* _What the task asks_
Report, word for word, every line of the material that contains "obtenues".

* _Entries supplied_
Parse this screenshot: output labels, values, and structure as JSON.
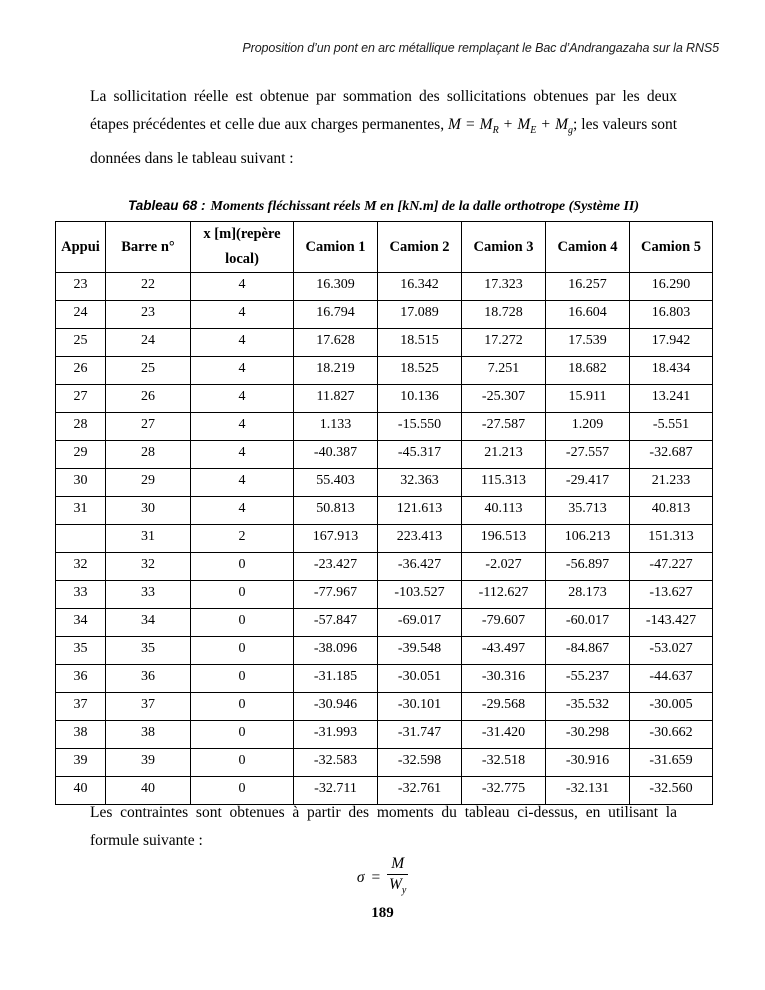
{
  "page": {
    "running_header": "Proposition d’un pont en arc métallique remplaçant le Bac d’Andrangazaha sur la RNS5",
    "page_number": "189"
  },
  "intro": {
    "before": "La sollicitation réelle est obtenue par sommation des sollicitations obtenues par les deux étapes précédentes et celle due aux charges permanentes,",
    "formula": {
      "lhs": "M",
      "eq": "=",
      "m1": "M",
      "s1": "R",
      "plus1": "+",
      "m2": "M",
      "s2": "E",
      "plus2": "+",
      "m3": "M",
      "s3": "g"
    },
    "after": "; les valeurs sont données dans le tableau suivant :"
  },
  "table": {
    "title_prefix": "Tableau 68 :",
    "title_rest": "Moments fléchissant réels M en [kN.m] de la dalle orthotrope (Système II)",
    "columns": [
      "Appui",
      "Barre n°",
      "x [m](repère local)",
      "Camion 1",
      "Camion 2",
      "Camion 3",
      "Camion 4",
      "Camion 5"
    ],
    "rows": [
      [
        "23",
        "22",
        "4",
        "16.309",
        "16.342",
        "17.323",
        "16.257",
        "16.290"
      ],
      [
        "24",
        "23",
        "4",
        "16.794",
        "17.089",
        "18.728",
        "16.604",
        "16.803"
      ],
      [
        "25",
        "24",
        "4",
        "17.628",
        "18.515",
        "17.272",
        "17.539",
        "17.942"
      ],
      [
        "26",
        "25",
        "4",
        "18.219",
        "18.525",
        "7.251",
        "18.682",
        "18.434"
      ],
      [
        "27",
        "26",
        "4",
        "11.827",
        "10.136",
        "-25.307",
        "15.911",
        "13.241"
      ],
      [
        "28",
        "27",
        "4",
        "1.133",
        "-15.550",
        "-27.587",
        "1.209",
        "-5.551"
      ],
      [
        "29",
        "28",
        "4",
        "-40.387",
        "-45.317",
        "21.213",
        "-27.557",
        "-32.687"
      ],
      [
        "30",
        "29",
        "4",
        "55.403",
        "32.363",
        "115.313",
        "-29.417",
        "21.233"
      ],
      [
        "31",
        "30",
        "4",
        "50.813",
        "121.613",
        "40.113",
        "35.713",
        "40.813"
      ],
      [
        "",
        "31",
        "2",
        "167.913",
        "223.413",
        "196.513",
        "106.213",
        "151.313"
      ],
      [
        "32",
        "32",
        "0",
        "-23.427",
        "-36.427",
        "-2.027",
        "-56.897",
        "-47.227"
      ],
      [
        "33",
        "33",
        "0",
        "-77.967",
        "-103.527",
        "-112.627",
        "28.173",
        "-13.627"
      ],
      [
        "34",
        "34",
        "0",
        "-57.847",
        "-69.017",
        "-79.607",
        "-60.017",
        "-143.427"
      ],
      [
        "35",
        "35",
        "0",
        "-38.096",
        "-39.548",
        "-43.497",
        "-84.867",
        "-53.027"
      ],
      [
        "36",
        "36",
        "0",
        "-31.185",
        "-30.051",
        "-30.316",
        "-55.237",
        "-44.637"
      ],
      [
        "37",
        "37",
        "0",
        "-30.946",
        "-30.101",
        "-29.568",
        "-35.532",
        "-30.005"
      ],
      [
        "38",
        "38",
        "0",
        "-31.993",
        "-31.747",
        "-31.420",
        "-30.298",
        "-30.662"
      ],
      [
        "39",
        "39",
        "0",
        "-32.583",
        "-32.598",
        "-32.518",
        "-30.916",
        "-31.659"
      ],
      [
        "40",
        "40",
        "0",
        "-32.711",
        "-32.761",
        "-32.775",
        "-32.131",
        "-32.560"
      ]
    ]
  },
  "outro": "Les contraintes sont obtenues à partir des moments du tableau ci-dessus, en utilisant la formule suivante :",
  "formula": {
    "sigma": "σ",
    "eq": "=",
    "num": "M",
    "den_base": "W",
    "den_sub": "y"
  },
  "colors": {
    "text": "#000000",
    "border": "#000000",
    "background": "#ffffff"
  }
}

* _Response for this exercise_
    "before": "La sollicitation réelle est obtenue par sommation des sollicitations obtenues par les deux étapes précédentes et celle due aux charges permanentes,",
  "outro": "Les contraintes sont obtenues à partir des moments du tableau ci-dessus, en utilisant la formule suivante :",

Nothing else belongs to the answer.